Records of elements and their coordinates
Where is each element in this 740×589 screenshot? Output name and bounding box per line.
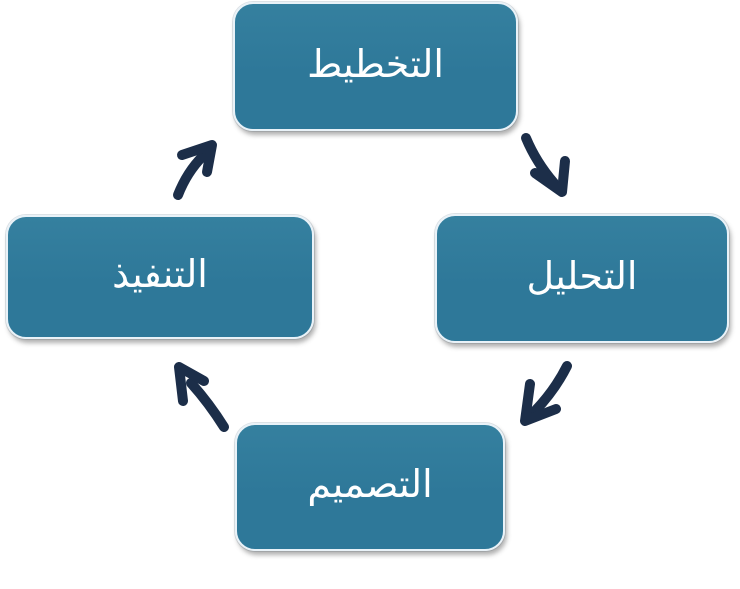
node-analysis: التحليل [435, 214, 729, 343]
node-implementation: التنفيذ [6, 215, 314, 339]
node-design: التصميم [235, 423, 505, 551]
arrow-planning-to-analysis-icon [521, 133, 570, 197]
node-design-label: التصميم [307, 462, 433, 506]
node-analysis-label: التحليل [526, 253, 638, 298]
node-planning-label: التخطيط [307, 41, 444, 86]
node-planning: التخطيط [233, 2, 518, 131]
arrow-analysis-to-design-icon [520, 361, 572, 426]
arrow-design-to-implementation-icon [174, 362, 229, 432]
node-implementation-label: التنفيذ [112, 252, 208, 296]
arrow-implementation-to-planning-icon [173, 140, 217, 200]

Your goal
Write out, without any change, the lines of the material beginning with the line that contains "node-analysis: التحليل [435, 214, 729, 343]" and continuing through the final line of the material, including both of these lines.

Result of the task
node-analysis: التحليل [435, 214, 729, 343]
node-implementation: التنفيذ [6, 215, 314, 339]
node-design: التصميم [235, 423, 505, 551]
arrow-planning-to-analysis-icon [521, 133, 570, 197]
node-design-label: التصميم [307, 462, 433, 506]
node-analysis-label: التحليل [526, 253, 638, 298]
node-planning-label: التخطيط [307, 41, 444, 86]
node-planning: التخطيط [233, 2, 518, 131]
arrow-analysis-to-design-icon [520, 361, 572, 426]
arrow-design-to-implementation-icon [174, 362, 229, 432]
node-implementation-label: التنفيذ [112, 252, 208, 296]
arrow-implementation-to-planning-icon [173, 140, 217, 200]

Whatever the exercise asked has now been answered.